• _WHAT IS REQUIRED_
Reproduce all the entries exactly and keep the pictures out.

*** GIVEN ENTRIES

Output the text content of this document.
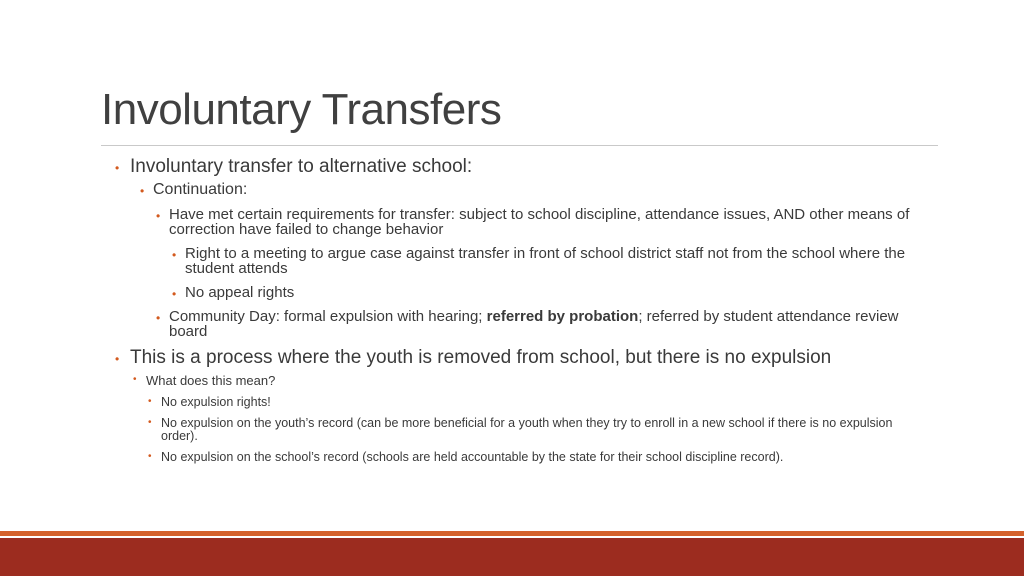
Involuntary Transfers
• Involuntary transfer to alternative school:
• Continuation:
• Have met certain requirements for transfer: subject to school discipline, attendance issues, AND other means of correction have failed to change behavior
• Right to a meeting to argue case against transfer in front of school district staff not from the school where the student attends
• No appeal rights
• Community Day: formal expulsion with hearing; referred by probation; referred by student attendance review board
• This is a process where the youth is removed from school, but there is no expulsion
• What does this mean?
• No expulsion rights!
• No expulsion on the youth’s record (can be more beneficial for a youth when they try to enroll in a new school if there is no expulsion order).
• No expulsion on the school’s record (schools are held accountable by the state for their school discipline record).
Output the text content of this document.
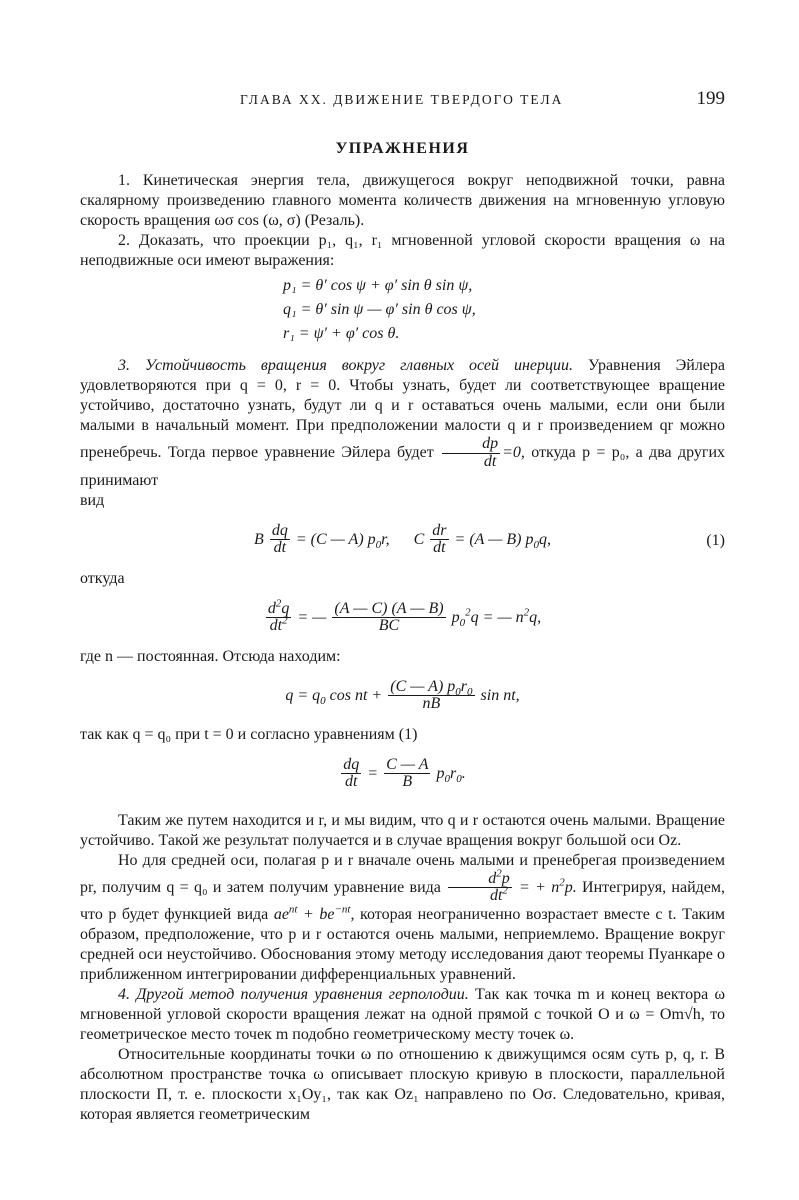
ГЛАВА XX. ДВИЖЕНИЕ ТВЕРДОГО ТЕЛА	199
УПРАЖНЕНИЯ

1. Кинетическая энергия тела, движущегося вокруг неподвижной точки, равна скалярному произведению главного момента количеств движения на мгновенную угловую скорость вращения ωσ cos (ω, σ) (Резаль).

2. Доказать, что проекции p₁, q₁, r₁ мгновенной угловой скорости вращения ω на неподвижные оси имеют выражения:

p₁ = θ′ cos ψ + φ′ sin θ sin ψ,
q₁ = θ′ sin ψ — φ′ sin θ cos ψ,
r₁ = ψ′ + φ′ cos θ.

3. Устойчивость вращения вокруг главных осей инерции. Уравнения Эйлера удовлетворяются при q = 0, r = 0. Чтобы узнать, будет ли соответствующее вращение устойчиво, достаточно узнать, будут ли q и r оставаться очень малыми, если они были малыми в начальный момент. При предположении малости q и r произведением qr можно пренебречь. Тогда первое уравнение Эйлера будет $\frac{dp}{dt} =0$, откуда p = p₀, а два других принимают

вид

B $\frac{dq}{dt} = (C$ — A) $p_0r$,      C $\frac{dr}{dt} = (A$ — B) $p_0q$,	(1)

откуда

$\frac{d^2q}{dt^2}$ = — $\frac{(A — C) (A — B)}{BC} p_0^2q$ = — $n^2q$,

где n — постоянная. Отсюда находим:

$q = q_0$ cos nt + $\frac{(C — A) p_0r_0}{nB}$ sin nt,

так как q = q₀ при t = 0 и согласно уравнениям (1)

$\frac{dq}{dt} = \frac{C — A}{B} p_0r_0$.

Таким же путем находится и r, и мы видим, что q и r остаются очень малыми. Вращение устойчиво. Такой же результат получается и в случае вращения вокруг большой оси Oz.

Но для средней оси, полагая p и r вначале очень малыми и пренебрегая произведением pr, получим q = q₀ и затем получим уравнение вида $\frac{d^2p}{dt^2}$ = + $n^2p$. Интегрируя, найдем, что p будет функцией вида $ae^{nt} + be^{-nt}$, которая неограниченно возрастает вместе с t. Таким образом, предположение, что p и r остаются очень малыми, неприемлемо. Вращение вокруг средней оси неустойчиво. Обоснования этому методу исследования дают теоремы Пуанкаре о приближенном интегрировании дифференциальных уравнений.

4. Другой метод получения уравнения герполодии. Так как точка m и конец вектора ω мгновенной угловой скорости вращения лежат на одной прямой с точкой O и ω = Om√h, то геометрическое место точек m подобно геометрическому месту точек ω.

Относительные координаты точки ω по отношению к движущимся осям суть p, q, r. В абсолютном пространстве точка ω описывает плоскую кривую в плоскости, параллельной плоскости Π, т. е. плоскости x₁Oy₁, так как Oz₁ направлено по Oσ. Следовательно, кривая, которая является геометрическим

******

• _CORRECT ANSWER_
Output the text content of this document.
Involuntary Transfers
• Involuntary transfer to alternative school:
• Continuation:
• Have met certain requirements for transfer: subject to school discipline, attendance issues, AND other means of correction have failed to change behavior
• Right to a meeting to argue case against transfer in front of school district staff not from the school where the student attends
• No appeal rights
• Community Day: formal expulsion with hearing; referred by probation; referred by student attendance review board
• This is a process where the youth is removed from school, but there is no expulsion
• What does this mean?
• No expulsion rights!
• No expulsion on the youth’s record (can be more beneficial for a youth when they try to enroll in a new school if there is no expulsion order).
• No expulsion on the school’s record (schools are held accountable by the state for their school discipline record).
Output the text content of this document.
ГЛАВА XX. ДВИЖЕНИЕ ТВЕРДОГО ТЕЛА	199
УПРАЖНЕНИЯ

1. Кинетическая энергия тела, движущегося вокруг неподвижной точки, равна скалярному произведению главного момента количеств движения на мгновенную угловую скорость вращения ωσ cos (ω, σ) (Резаль).

2. Доказать, что проекции p₁, q₁, r₁ мгновенной угловой скорости вращения ω на неподвижные оси имеют выражения:

p₁ = θ′ cos ψ + φ′ sin θ sin ψ,
q₁ = θ′ sin ψ — φ′ sin θ cos ψ,
r₁ = ψ′ + φ′ cos θ.

3. Устойчивость вращения вокруг главных осей инерции. Уравнения Эйлера удовлетворяются при q = 0, r = 0. Чтобы узнать, будет ли соответствующее вращение устойчиво, достаточно узнать, будут ли q и r оставаться очень малыми, если они были малыми в начальный момент. При предположении малости q и r произведением qr можно пренебречь. Тогда первое уравнение Эйлера будет $\frac{dp}{dt} =0$, откуда p = p₀, а два других принимают

вид

B $\frac{dq}{dt} = (C$ — A) $p_0r$,      C $\frac{dr}{dt} = (A$ — B) $p_0q$,	(1)

откуда

$\frac{d^2q}{dt^2}$ = — $\frac{(A — C) (A — B)}{BC} p_0^2q$ = — $n^2q$,

где n — постоянная. Отсюда находим:

$q = q_0$ cos nt + $\frac{(C — A) p_0r_0}{nB}$ sin nt,

так как q = q₀ при t = 0 и согласно уравнениям (1)

$\frac{dq}{dt} = \frac{C — A}{B} p_0r_0$.

Таким же путем находится и r, и мы видим, что q и r остаются очень малыми. Вращение устойчиво. Такой же результат получается и в случае вращения вокруг большой оси Oz.

Но для средней оси, полагая p и r вначале очень малыми и пренебрегая произведением pr, получим q = q₀ и затем получим уравнение вида $\frac{d^2p}{dt^2}$ = + $n^2p$. Интегрируя, найдем, что p будет функцией вида $ae^{nt} + be^{-nt}$, которая неограниченно возрастает вместе с t. Таким образом, предположение, что p и r остаются очень малыми, неприемлемо. Вращение вокруг средней оси неустойчиво. Обоснования этому методу исследования дают теоремы Пуанкаре о приближенном интегрировании дифференциальных уравнений.

4. Другой метод получения уравнения герполодии. Так как точка m и конец вектора ω мгновенной угловой скорости вращения лежат на одной прямой с точкой O и ω = Om√h, то геометрическое место точек m подобно геометрическому месту точек ω.

Относительные координаты точки ω по отношению к движущимся осям суть p, q, r. В абсолютном пространстве точка ω описывает плоскую кривую в плоскости, параллельной плоскости Π, т. е. плоскости x₁Oy₁, так как Oz₁ направлено по Oσ. Следовательно, кривая, которая является геометрическим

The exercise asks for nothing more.